[Part of a data file]
*****
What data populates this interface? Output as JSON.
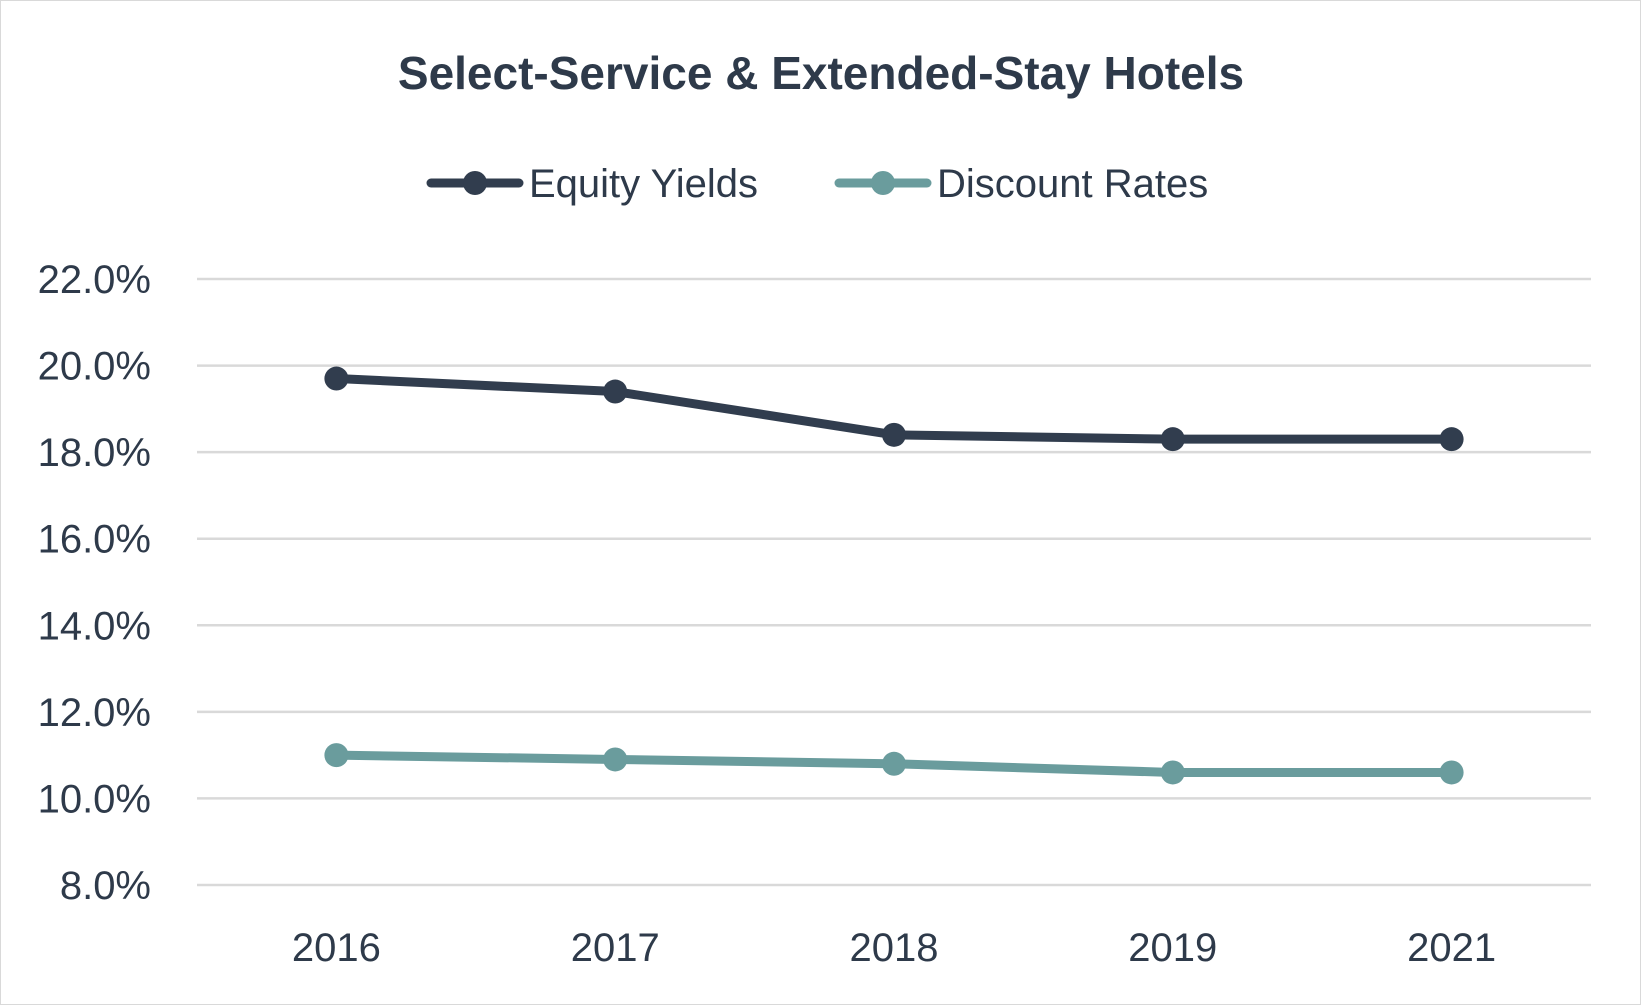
{
  "chart_data": {
    "type": "line",
    "title": "Select-Service & Extended-Stay Hotels",
    "xlabel": "",
    "ylabel": "",
    "categories": [
      "2016",
      "2017",
      "2018",
      "2019",
      "2021"
    ],
    "y_ticks": [
      "8.0%",
      "10.0%",
      "12.0%",
      "14.0%",
      "16.0%",
      "18.0%",
      "20.0%",
      "22.0%"
    ],
    "ylim": [
      8.0,
      22.0
    ],
    "y_unit": "%",
    "grid": true,
    "legend_position": "top",
    "series": [
      {
        "name": "Equity Yields",
        "color": "#313d4e",
        "values": [
          19.7,
          19.4,
          18.4,
          18.3,
          18.3
        ]
      },
      {
        "name": "Discount Rates",
        "color": "#6a9c9d",
        "values": [
          11.0,
          10.9,
          10.8,
          10.6,
          10.6
        ]
      }
    ]
  }
}
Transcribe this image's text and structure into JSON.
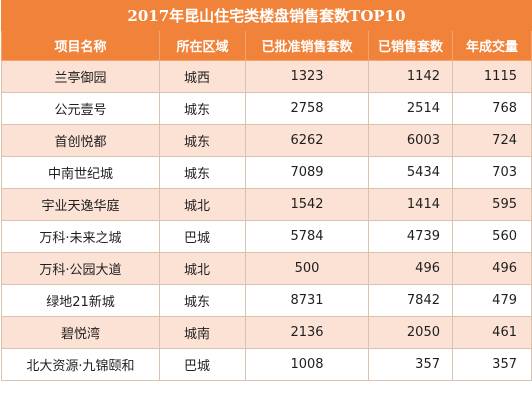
{
  "title": "2017年昆山住宅类楼盘销售套数TOP10",
  "headers": [
    "项目名称",
    "所在区域",
    "已批准销售套数",
    "已销售套数",
    "年成交量"
  ],
  "rows": [
    {
      "name": "兰亭御园",
      "district": "城西",
      "approved": "1323",
      "sold": "1142",
      "deals": "1115"
    },
    {
      "name": "公元壹号",
      "district": "城东",
      "approved": "2758",
      "sold": "2514",
      "deals": "768"
    },
    {
      "name": "首创悦都",
      "district": "城东",
      "approved": "6262",
      "sold": "6003",
      "deals": "724"
    },
    {
      "name": "中南世纪城",
      "district": "城东",
      "approved": "7089",
      "sold": "5434",
      "deals": "703"
    },
    {
      "name": "宇业天逸华庭",
      "district": "城北",
      "approved": "1542",
      "sold": "1414",
      "deals": "595"
    },
    {
      "name": "万科·未来之城",
      "district": "巴城",
      "approved": "5784",
      "sold": "4739",
      "deals": "560"
    },
    {
      "name": "万科·公园大道",
      "district": "城北",
      "approved": "500",
      "sold": "496",
      "deals": "496"
    },
    {
      "name": "绿地21新城",
      "district": "城东",
      "approved": "8731",
      "sold": "7842",
      "deals": "479"
    },
    {
      "name": "碧悦湾",
      "district": "城南",
      "approved": "2136",
      "sold": "2050",
      "deals": "461"
    },
    {
      "name": "北大资源·九锦颐和",
      "district": "巴城",
      "approved": "1008",
      "sold": "357",
      "deals": "357"
    }
  ]
}
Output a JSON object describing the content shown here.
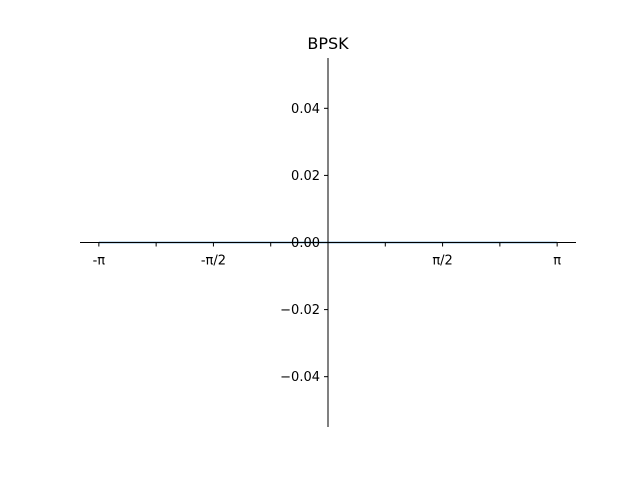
{
  "chart_data": {
    "type": "line",
    "title": "BPSK",
    "xlabel": "",
    "ylabel": "",
    "xlim": [
      -3.4,
      3.4
    ],
    "ylim": [
      -0.055,
      0.055
    ],
    "grid": false,
    "legend": "none",
    "spines": "centered",
    "x_ticks": [
      {
        "value": -3.14159,
        "label": "-π"
      },
      {
        "value": -2.35619,
        "label": ""
      },
      {
        "value": -1.5708,
        "label": "-π/2"
      },
      {
        "value": -0.7854,
        "label": ""
      },
      {
        "value": 0,
        "label": ""
      },
      {
        "value": 0.7854,
        "label": ""
      },
      {
        "value": 1.5708,
        "label": "π/2"
      },
      {
        "value": 2.35619,
        "label": ""
      },
      {
        "value": 3.14159,
        "label": "π"
      }
    ],
    "y_ticks": [
      {
        "value": 0.04,
        "label": "0.04"
      },
      {
        "value": 0.02,
        "label": "0.02"
      },
      {
        "value": 0.0,
        "label": "0.00"
      },
      {
        "value": -0.02,
        "label": "−0.02"
      },
      {
        "value": -0.04,
        "label": "−0.04"
      }
    ],
    "series": [
      {
        "x": [
          -3.14159,
          -1.5708,
          0,
          1.5708,
          3.14159
        ],
        "values": [
          0,
          0,
          0,
          0,
          0
        ],
        "color": "#1f77b4"
      }
    ]
  },
  "colors": {
    "axis": "#000000",
    "series": "#1f77b4",
    "background": "#ffffff"
  }
}
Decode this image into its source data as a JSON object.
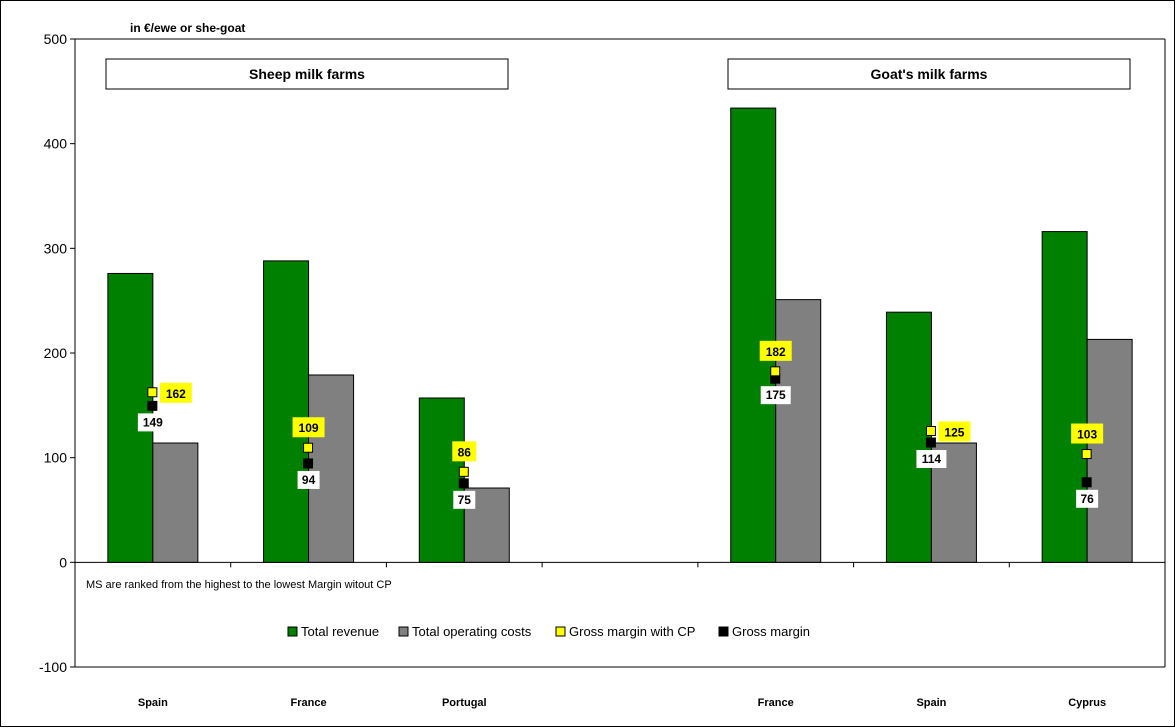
{
  "chart_data": {
    "type": "bar",
    "unit_label": "in €/ewe or she-goat",
    "ylim": [
      -100,
      500
    ],
    "yticks": [
      -100,
      0,
      100,
      200,
      300,
      400,
      500
    ],
    "grid": false,
    "legend_position": "bottom",
    "groups": [
      {
        "title": "Sheep milk farms",
        "categories": [
          "Spain",
          "France",
          "Portugal"
        ]
      },
      {
        "title": "Goat's milk farms",
        "categories": [
          "France",
          "Spain",
          "Cyprus"
        ]
      }
    ],
    "categories": [
      "Spain",
      "France",
      "Portugal",
      "",
      "France",
      "Spain",
      "Cyprus"
    ],
    "series": [
      {
        "name": "Total revenue",
        "kind": "bar",
        "color": "#008000",
        "values": [
          276,
          288,
          157,
          null,
          434,
          239,
          316
        ]
      },
      {
        "name": "Total operating costs",
        "kind": "bar",
        "color": "#808080",
        "values": [
          114,
          179,
          71,
          null,
          251,
          114,
          213
        ]
      },
      {
        "name": "Gross margin with CP",
        "kind": "marker",
        "color": "#ffff00",
        "values": [
          162,
          109,
          86,
          null,
          182,
          125,
          103
        ]
      },
      {
        "name": "Gross margin",
        "kind": "marker",
        "color": "#000000",
        "values": [
          149,
          94,
          75,
          null,
          175,
          114,
          76
        ]
      }
    ],
    "annotation": "MS are ranked from the highest to the lowest Margin witout CP"
  }
}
*****
Copy each line above precisely, dropping the pictures.

*TASK SOLUTION*.
What data populates this interface? Output as JSON.
{
  "chart_data": {
    "type": "line",
    "title": "Select-Service & Extended-Stay Hotels",
    "xlabel": "",
    "ylabel": "",
    "categories": [
      "2016",
      "2017",
      "2018",
      "2019",
      "2021"
    ],
    "y_ticks": [
      "8.0%",
      "10.0%",
      "12.0%",
      "14.0%",
      "16.0%",
      "18.0%",
      "20.0%",
      "22.0%"
    ],
    "ylim": [
      8.0,
      22.0
    ],
    "y_unit": "%",
    "grid": true,
    "legend_position": "top",
    "series": [
      {
        "name": "Equity Yields",
        "color": "#313d4e",
        "values": [
          19.7,
          19.4,
          18.4,
          18.3,
          18.3
        ]
      },
      {
        "name": "Discount Rates",
        "color": "#6a9c9d",
        "values": [
          11.0,
          10.9,
          10.8,
          10.6,
          10.6
        ]
      }
    ]
  }
}
Transcribe this image's text and structure into JSON.
{
  "title": "2017年昆山住宅类楼盘销售套数TOP10",
  "headers": [
    "项目名称",
    "所在区域",
    "已批准销售套数",
    "已销售套数",
    "年成交量"
  ],
  "rows": [
    {
      "name": "兰亭御园",
      "district": "城西",
      "approved": "1323",
      "sold": "1142",
      "deals": "1115"
    },
    {
      "name": "公元壹号",
      "district": "城东",
      "approved": "2758",
      "sold": "2514",
      "deals": "768"
    },
    {
      "name": "首创悦都",
      "district": "城东",
      "approved": "6262",
      "sold": "6003",
      "deals": "724"
    },
    {
      "name": "中南世纪城",
      "district": "城东",
      "approved": "7089",
      "sold": "5434",
      "deals": "703"
    },
    {
      "name": "宇业天逸华庭",
      "district": "城北",
      "approved": "1542",
      "sold": "1414",
      "deals": "595"
    },
    {
      "name": "万科·未来之城",
      "district": "巴城",
      "approved": "5784",
      "sold": "4739",
      "deals": "560"
    },
    {
      "name": "万科·公园大道",
      "district": "城北",
      "approved": "500",
      "sold": "496",
      "deals": "496"
    },
    {
      "name": "绿地21新城",
      "district": "城东",
      "approved": "8731",
      "sold": "7842",
      "deals": "479"
    },
    {
      "name": "碧悦湾",
      "district": "城南",
      "approved": "2136",
      "sold": "2050",
      "deals": "461"
    },
    {
      "name": "北大资源·九锦颐和",
      "district": "巴城",
      "approved": "1008",
      "sold": "357",
      "deals": "357"
    }
  ]
}
Output a JSON object describing the content shown here.
{
  "chart_data": {
    "type": "line",
    "title": "BPSK",
    "xlabel": "",
    "ylabel": "",
    "xlim": [
      -3.4,
      3.4
    ],
    "ylim": [
      -0.055,
      0.055
    ],
    "grid": false,
    "legend": "none",
    "spines": "centered",
    "x_ticks": [
      {
        "value": -3.14159,
        "label": "-π"
      },
      {
        "value": -2.35619,
        "label": ""
      },
      {
        "value": -1.5708,
        "label": "-π/2"
      },
      {
        "value": -0.7854,
        "label": ""
      },
      {
        "value": 0,
        "label": ""
      },
      {
        "value": 0.7854,
        "label": ""
      },
      {
        "value": 1.5708,
        "label": "π/2"
      },
      {
        "value": 2.35619,
        "label": ""
      },
      {
        "value": 3.14159,
        "label": "π"
      }
    ],
    "y_ticks": [
      {
        "value": 0.04,
        "label": "0.04"
      },
      {
        "value": 0.02,
        "label": "0.02"
      },
      {
        "value": 0.0,
        "label": "0.00"
      },
      {
        "value": -0.02,
        "label": "−0.02"
      },
      {
        "value": -0.04,
        "label": "−0.04"
      }
    ],
    "series": [
      {
        "x": [
          -3.14159,
          -1.5708,
          0,
          1.5708,
          3.14159
        ],
        "values": [
          0,
          0,
          0,
          0,
          0
        ],
        "color": "#1f77b4"
      }
    ]
  },
  "colors": {
    "axis": "#000000",
    "series": "#1f77b4",
    "background": "#ffffff"
  }
}
Decode this image into its source data as a JSON object.
{
  "chart_data": {
    "type": "bar",
    "unit_label": "in €/ewe or she-goat",
    "ylim": [
      -100,
      500
    ],
    "yticks": [
      -100,
      0,
      100,
      200,
      300,
      400,
      500
    ],
    "grid": false,
    "legend_position": "bottom",
    "groups": [
      {
        "title": "Sheep milk farms",
        "categories": [
          "Spain",
          "France",
          "Portugal"
        ]
      },
      {
        "title": "Goat's milk farms",
        "categories": [
          "France",
          "Spain",
          "Cyprus"
        ]
      }
    ],
    "categories": [
      "Spain",
      "France",
      "Portugal",
      "",
      "France",
      "Spain",
      "Cyprus"
    ],
    "series": [
      {
        "name": "Total revenue",
        "kind": "bar",
        "color": "#008000",
        "values": [
          276,
          288,
          157,
          null,
          434,
          239,
          316
        ]
      },
      {
        "name": "Total operating costs",
        "kind": "bar",
        "color": "#808080",
        "values": [
          114,
          179,
          71,
          null,
          251,
          114,
          213
        ]
      },
      {
        "name": "Gross margin with CP",
        "kind": "marker",
        "color": "#ffff00",
        "values": [
          162,
          109,
          86,
          null,
          182,
          125,
          103
        ]
      },
      {
        "name": "Gross margin",
        "kind": "marker",
        "color": "#000000",
        "values": [
          149,
          94,
          75,
          null,
          175,
          114,
          76
        ]
      }
    ],
    "annotation": "MS are ranked from the highest to the lowest Margin witout CP"
  }
}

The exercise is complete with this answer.